▶ [ACTIONS TO TAKE]:
(a) According to the LL Wine and Dine post, how long did it take to strip all of the steel out?
(b) Please extract from the LL Wine and Dine post the passage between "The front of" and "magazines and tapes!", inclusive, copied word for word.

▶ [TEXT TO READ]:
──────

There is one thing that all of my close friends have in common. They are fabulous people – gifted people even and when my friends meet my other friends the common remark is “Your friends are really nice!” It’s absolutely true, I hand pick all of them and they are the brightest and sweetest cherries in the box. One of them is The Second Wife who upon learning that it was my birthday put her hand up to organise a food trivia night for my birthday. Yes any invitee to a birthday party or Halloween or even dinner at our house will know that after the food and drinks are eaten, games are aplenty whether it be Murder in The Dark for Halloween, Sardines for Christmas or simply Charades for after a dinner party.

ll wine and dine

I racked my brain trying to think of places to hold my birthday. I wanted it to be central to everyone to get to and when I saw LL Wine and Dine’s website and the magical words “Private Room” coupled with the fact that there wasn’t a minimum spend to have the room I looked further. The private room was all red which was very Twin Peaks-I could easily imagine the dwarf and giant hanging out there (which really was my prerequisite for choosing a room). Plus it was also a former adult bookstore so what’s not to intrigue? But beyond that, the building has such a fascinating history that it was the perfect choice for a birthday.

ll wine and dine

See that little room up there? That’s where they discovered the p*rn stash!

The front of the restaurant was originally where the adult book store sat but in the back, through one of the 650kg secret steel hydraulic doors was a steel walled room gambling establishment and swingers room where the real action happened. It took 2 weeks to strip all of the steel out once they moved in. Whilst they knew of it’s provenance as an adult book store, the owners didn’t realise what else lay hidden until it came to renovating it. The unexpected prize? A steel fronted secret attic space hiding bags and bags of XXX magazines and tapes!

──────

▶ [DATASET CONTENT]:
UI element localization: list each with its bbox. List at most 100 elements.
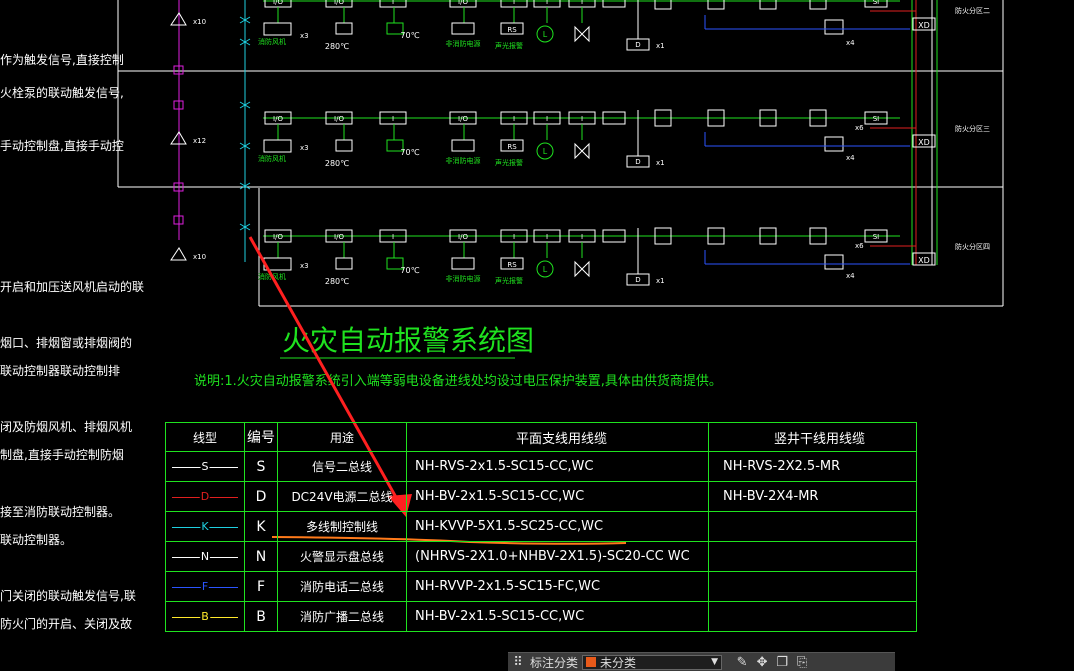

──────

▶ [OUTPUTS]:
(a) It took 2 weeks.

(b)
The front of the restaurant was originally where the adult book store sat but in the back, through one of the 650kg secret steel hydraulic doors was a steel walled room gambling establishment and swingers room where the real action happened. It took 2 weeks to strip all of the steel out once they moved in. Whilst they knew of it’s provenance as an adult book store, the owners didn’t realise what else lay hidden until it came to renovating it. The unexpected prize? A steel fronted secret attic space hiding bags and bags of XXX magazines and tapes!